■ Work to be completed
Take each line containing "Output" and report it exactly as written.

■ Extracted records

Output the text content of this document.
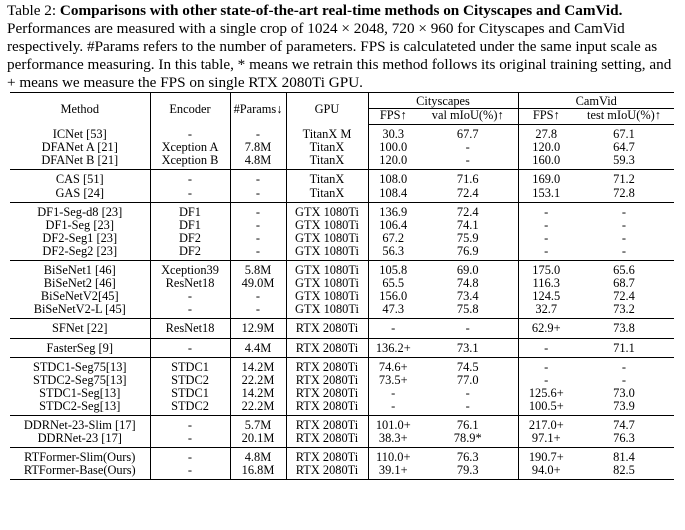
Table 2: Comparisons with other state-of-the-art real-time methods on Cityscapes and CamVid. Performances are measured with a single crop of 1024 × 2048, 720 × 960 for Cityscapes and CamVid respectively. #Params refers to the number of parameters. FPS is calculateted under the same input scale as performance measuring. In this table, * means we retrain this method follows its original training setting, and + means we measure the FPS on single RTX 2080Ti GPU.

Method	Encoder	#Params↓	GPU	Cityscapes		CamVid	
				FPS↑	val mIoU(%)↑	FPS↑	test mIoU(%)↑
ICNet [53]	-	-	TitanX M	30.3	67.7	27.8	67.1
DFANet A [21]	Xception A	7.8M	TitanX	100.0	-	120.0	64.7
DFANet B [21]	Xception B	4.8M	TitanX	120.0	-	160.0	59.3
CAS [51]	-	-	TitanX	108.0	71.6	169.0	71.2
GAS [24]	-	-	TitanX	108.4	72.4	153.1	72.8
DF1-Seg-d8 [23]	DF1	-	GTX 1080Ti	136.9	72.4	-	-
DF1-Seg [23]	DF1	-	GTX 1080Ti	106.4	74.1	-	-
DF2-Seg1 [23]	DF2	-	GTX 1080Ti	67.2	75.9	-	-
DF2-Seg2 [23]	DF2	-	GTX 1080Ti	56.3	76.9	-	-
BiSeNet1 [46]	Xception39	5.8M	GTX 1080Ti	105.8	69.0	175.0	65.6
BiSeNet2 [46]	ResNet18	49.0M	GTX 1080Ti	65.5	74.8	116.3	68.7
BiSeNetV2[45]	-	-	GTX 1080Ti	156.0	73.4	124.5	72.4
BiSeNetV2-L [45]	-	-	GTX 1080Ti	47.3	75.8	32.7	73.2
SFNet [22]	ResNet18	12.9M	RTX 2080Ti	-	-	62.9+	73.8
FasterSeg [9]	-	4.4M	RTX 2080Ti	136.2+	73.1	-	71.1
STDC1-Seg75[13]	STDC1	14.2M	RTX 2080Ti	74.6+	74.5	-	-
STDC2-Seg75[13]	STDC2	22.2M	RTX 2080Ti	73.5+	77.0	-	-
STDC1-Seg[13]	STDC1	14.2M	RTX 2080Ti	-	-	125.6+	73.0
STDC2-Seg[13]	STDC2	22.2M	RTX 2080Ti	-	-	100.5+	73.9
DDRNet-23-Slim [17]	-	5.7M	RTX 2080Ti	101.0+	76.1	217.0+	74.7
DDRNet-23 [17]	-	20.1M	RTX 2080Ti	38.3+	78.9*	97.1+	76.3
RTFormer-Slim(Ours)	-	4.8M	RTX 2080Ti	110.0+	76.3	190.7+	81.4
RTFormer-Base(Ours)	-	16.8M	RTX 2080Ti	39.1+	79.3	94.0+	82.5
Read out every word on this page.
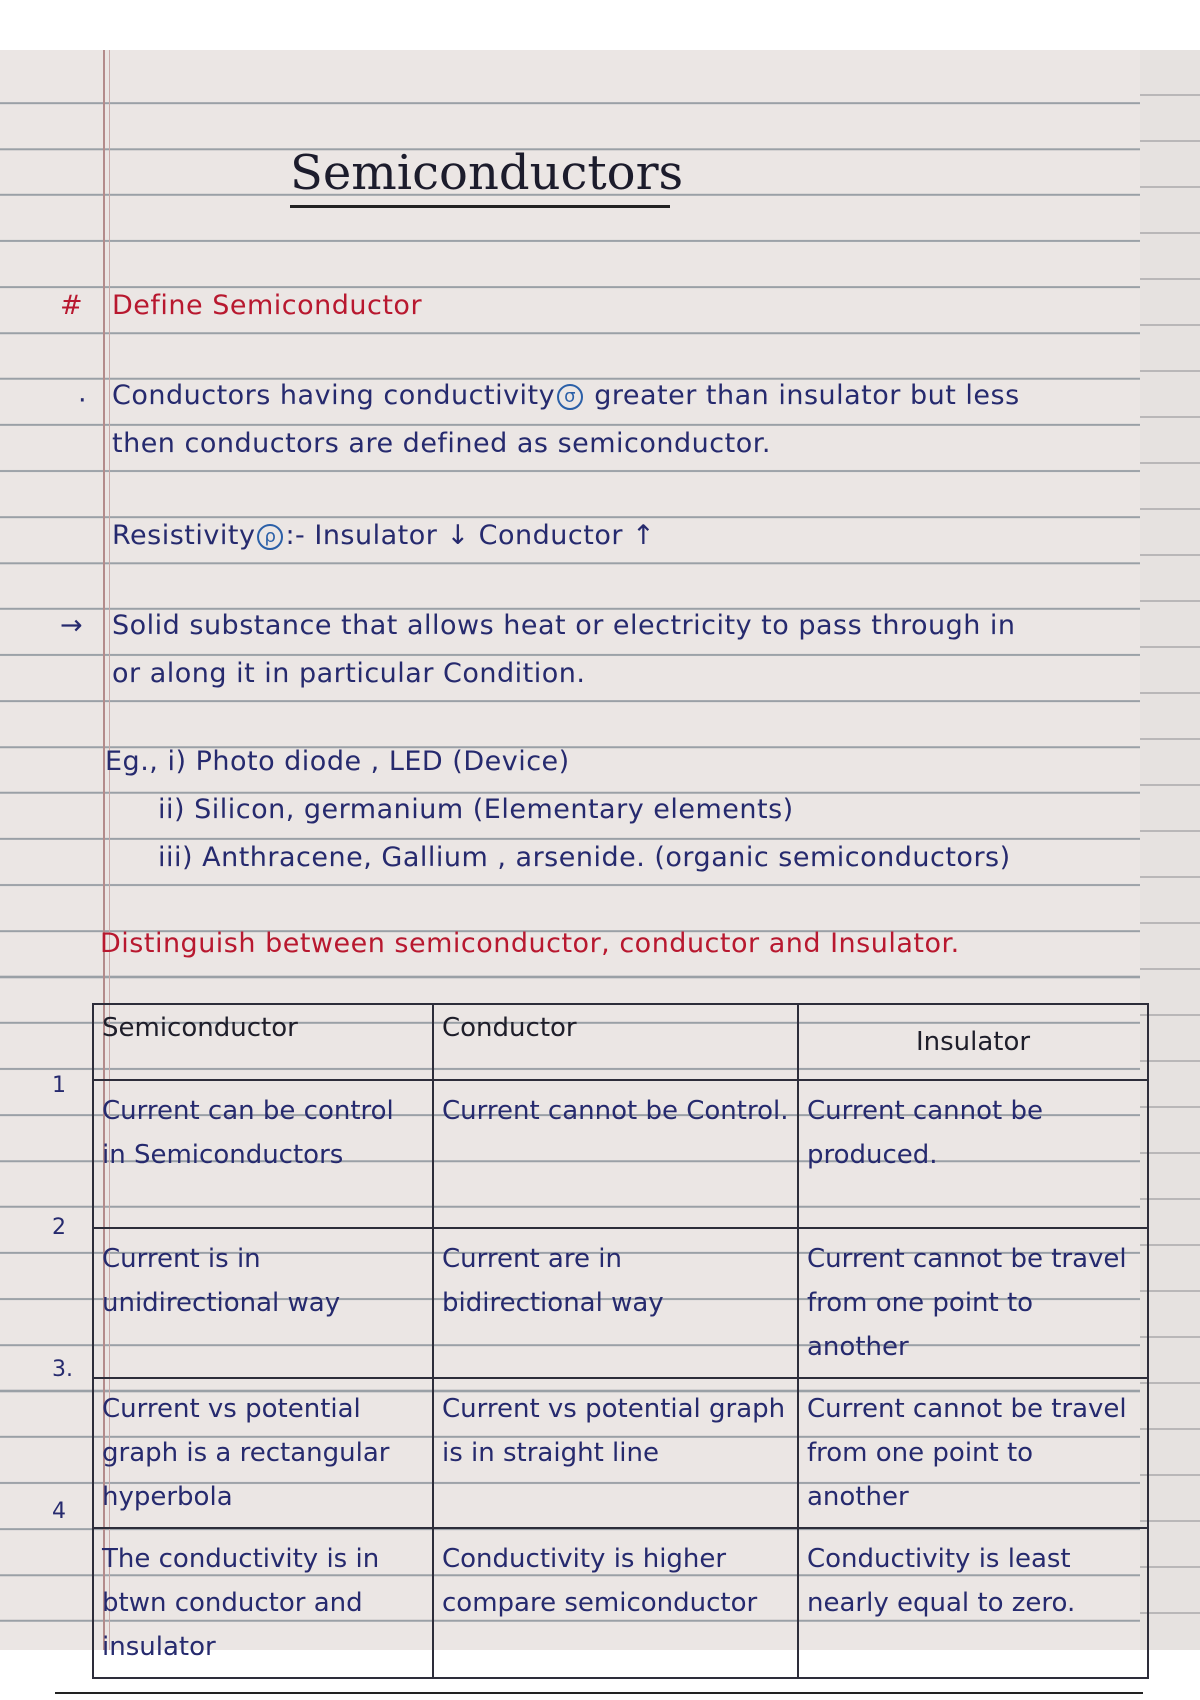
Semiconductors
# Define Semiconductor
· Conductors having conductivity σ greater than insulator but less
then conductors are defined as semiconductor.
Resistivity ρ :- Insulator ↓ Conductor ↑
→ Solid substance that allows heat or electricity to pass through in
or along it in particular Condition.
Eg., i) Photo diode , LED (Device)
ii) Silicon, germanium (Elementary elements)
iii) Anthracene, Gallium , arsenide. (organic semiconductors)
Distinguish between semiconductor, conductor and Insulator.
1
2
3.
4
Semiconductor	Conductor	Insulator
Current can be control in Semiconductors	Current cannot be Control.	Current cannot be produced.
Current is in unidirectional way	Current are in bidirectional way	Current cannot be travel from one point to another
Current vs potential graph is a rectangular hyperbola	Current vs potential graph is in straight line	Current cannot be travel from one point to another
The conductivity is in btwn conductor and insulator	Conductivity is higher compare semiconductor	Conductivity is least nearly equal to zero.
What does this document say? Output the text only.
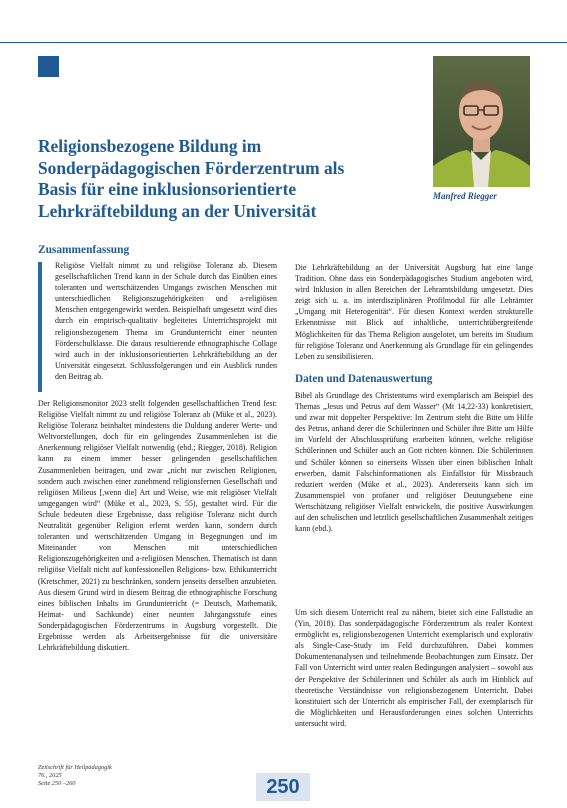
Manfred Riegger
Religionsbezogene Bildung im
Sonderpädagogischen Förderzentrum als
Basis für eine inklusionsorientierte
Lehrkräftebildung an der Universität
Zusammenfassung

Religiöse Vielfalt nimmt zu und religiöse Toleranz ab. Diesem gesellschaftlichen Trend kann in der Schule durch das Einüben eines toleranten und wertschätzenden Umgangs zwischen Menschen mit unterschiedlichen Religionszugehörigkeiten und a-religiösen Menschen entgegengewirkt werden. Beispielhaft umgesetzt wird dies durch ein empirisch-qualitativ begleitetes Unterrichtsprojekt mit religionsbezogenem Thema im Grundunterricht einer neunten Förderschulklasse. Die daraus resultierende ethnographische Collage wird auch in der inklusionsorientierten Lehrkräftebildung an der Universität eingesetzt. Schlussfolgerungen und ein Ausblick runden den Beitrag ab.

Der Religionsmonitor 2023 stellt folgenden gesellschaftlichen Trend fest: Religiöse Vielfalt nimmt zu und religiöse Toleranz ab (Müke et al., 2023). Religiöse Toleranz beinhaltet mindestens die Duldung anderer Werte- und Weltvorstellungen, doch für ein gelingendes Zusammenleben ist die Anerkennung religiöser Vielfalt notwendig (ebd.; Riegger, 2018). Religion kann zu einem immer besser gelingenden gesellschaftlichen Zusammenleben beitragen, und zwar „nicht nur zwischen Religionen, sondern auch zwischen einer zunehmend religionsfernen Gesellschaft und religiösen Milieus [,wenn die] Art und Weise, wie mit religiöser Vielfalt umgegangen wird“ (Müke et al., 2023, S. 55), gestaltet wird. Für die Schule bedeuten diese Ergebnisse, dass religiöse Toleranz nicht durch Neutralität gegenüber Religion erlernt werden kann, sondern durch toleranten und wertschätzenden Umgang in Begegnungen und im Miteinander von Menschen mit unterschiedlichen Religionszugehörigkeiten und a-religiösen Menschen. Thematisch ist dann religiöse Vielfalt nicht auf konfessionellen Religions- bzw. Ethikunterricht (Kretschmer, 2021) zu beschränken, sondern jenseits derselben anzubieten. Aus diesem Grund wird in diesem Beitrag die ethnographische Forschung eines biblischen Inhalts im Grundunterricht (= Deutsch, Mathematik, Heimat- und Sachkunde) einer neunten Jahrgangsstufe eines Sonderpädagogischen Förderzentrums in Augsburg vorgestellt. Die Ergebnisse werden als Arbeitsergebnisse für die universitäre Lehrkräftebildung diskutiert.

Die Lehrkräftebildung an der Universität Augsburg hat eine lange Tradition. Ohne dass ein Sonderpädagogisches Studium angeboten wird, wird Inklusion in allen Bereichen der Lehramtsbildung umgesetzt. Dies zeigt sich u. a. im interdisziplinären Profilmodul für alle Lehrämter „Umgang mit Heterogenität“. Für diesen Kontext werden strukturelle Erkenntnisse mit Blick auf inhaltliche, unterrichtübergreifende Möglichkeiten für das Thema Religion ausgelotet, um bereits im Studium für religiöse Toleranz und Anerkennung als Grundlage für ein gelingendes Leben zu sensibilisieren.

Daten und Datenauswertung

Bibel als Grundlage des Christentums wird exemplarisch am Beispiel des Themas „Jesus und Petrus auf dem Wasser“ (Mt 14,22-33) konkretisiert, und zwar mit doppelter Perspektive: Im Zentrum steht die Bitte um Hilfe des Petrus, anhand derer die Schülerinnen und Schüler ihre Bitte um Hilfe im Vorfeld der Abschlussprüfung erarbeiten können, welche religiöse Schülerinnen und Schüler auch an Gott richten können. Die Schülerinnen und Schüler können so einerseits Wissen über einen biblischen Inhalt erwerben, damit Falschinformationen als Einfallstor für Missbrauch reduziert werden (Müke et al., 2023). Andererseits kann sich im Zusammenspiel von profaner und religiöser Deutungsebene eine Wertschätzung religiöser Vielfalt entwickeln, die positive Auswirkungen auf den schulischen und letztlich gesellschaftlichen Zusammenhalt zeitigen kann (ebd.).

Um sich diesem Unterricht real zu nähern, bietet sich eine Fallstudie an (Yin, 2018). Das sonderpädagogische Förderzentrum als realer Kontext ermöglicht es, religionsbezogenen Unterricht exemplarisch und explorativ als Single-Case-Study im Feld durchzuführen. Dabei kommen Dokumentenanalysen und teilnehmende Beobachtungen zum Einsatz. Der Fall von Unterricht wird unter realen Bedingungen analysiert – sowohl aus der Perspektive der Schülerinnen und Schüler als auch im Hinblick auf theoretische Verständnisse von religionsbezogenem Unterricht. Dabei konstituiert sich der Unterricht als empirischer Fall, der exemplarisch für die Möglichkeiten und Herausforderungen eines solchen Unterrichts untersucht wird.

Zeitschrift für Heilpädagogik
76., 2025
Seite 250 –260	250
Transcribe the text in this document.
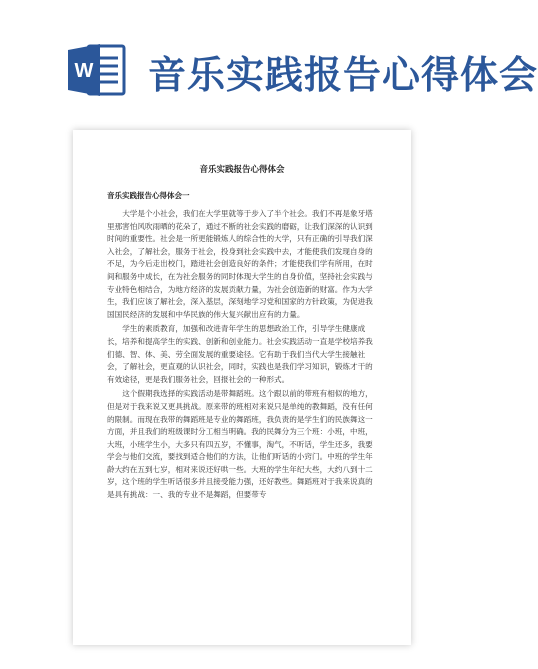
W 音乐实践报告心得体会
音乐实践报告心得体会
音乐实践报告心得体会一

大学是个小社会，我们在大学里就等于步入了半个社会。我们不再是象牙塔里那害怕风吹雨晒的花朵了，通过不断的社会实践的磨砺，让我们深深的认识到时间的重要性。社会是一所更能锻炼人的综合性的大学，只有正确的引导我们深入社会，了解社会，服务于社会，投身到社会实践中去，才能使我们发现自身的不足，为今后走出校门，踏进社会创造良好的条件；才能使我们学有所用，在时间和服务中成长，在为社会服务的同时体现大学生的自身价值，坚持社会实践与专业特色相结合，为地方经济的发展贡献力量，为社会创造新的财富。作为大学生，我们应该了解社会，深入基层，深刻地学习党和国家的方针政策，为促进我国国民经济的发展和中华民族的伟大复兴献出应有的力量。

学生的素质教育，加强和改进青年学生的思想政治工作，引导学生健康成长，培养和提高学生的实践、创新和创业能力。社会实践活动一直是学校培养我们德、智、体、美、劳全面发展的重要途径。它有助于我们当代大学生接触社会，了解社会，更直观的认识社会，同时，实践也是我们学习知识，锻炼才干的有效途径，更是我们服务社会，回报社会的一种形式。

这个假期我选择的实践活动是带舞蹈班。这个跟以前的带班有相似的地方，但是对于我来说又更具挑战。原来带的班相对来说只是单纯的教舞蹈，没有任何的限制。而现在我带的舞蹈班是专业的舞蹈班，我负责的是学生们的民族舞这一方面，并且我们的班级课时分工相当明确。我的民舞分为三个班：小班，中班，大班，小班学生小，大多只有四五岁，不懂事，淘气，不听话，学生还多，我要学会与他们交流，要找到适合他们的方法，让他们听话的小窍门。中班的学生年龄大约在五到七岁，相对来说还好哄一些。大班的学生年纪大些，大约八到十二岁，这个班的学生听话很多并且接受能力强，还好教些。舞蹈班对于我来说真的是具有挑战：一、我的专业不是舞蹈，但要带专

■ Worked answer
Output the text content of this document.
What does this document say? Output the text only.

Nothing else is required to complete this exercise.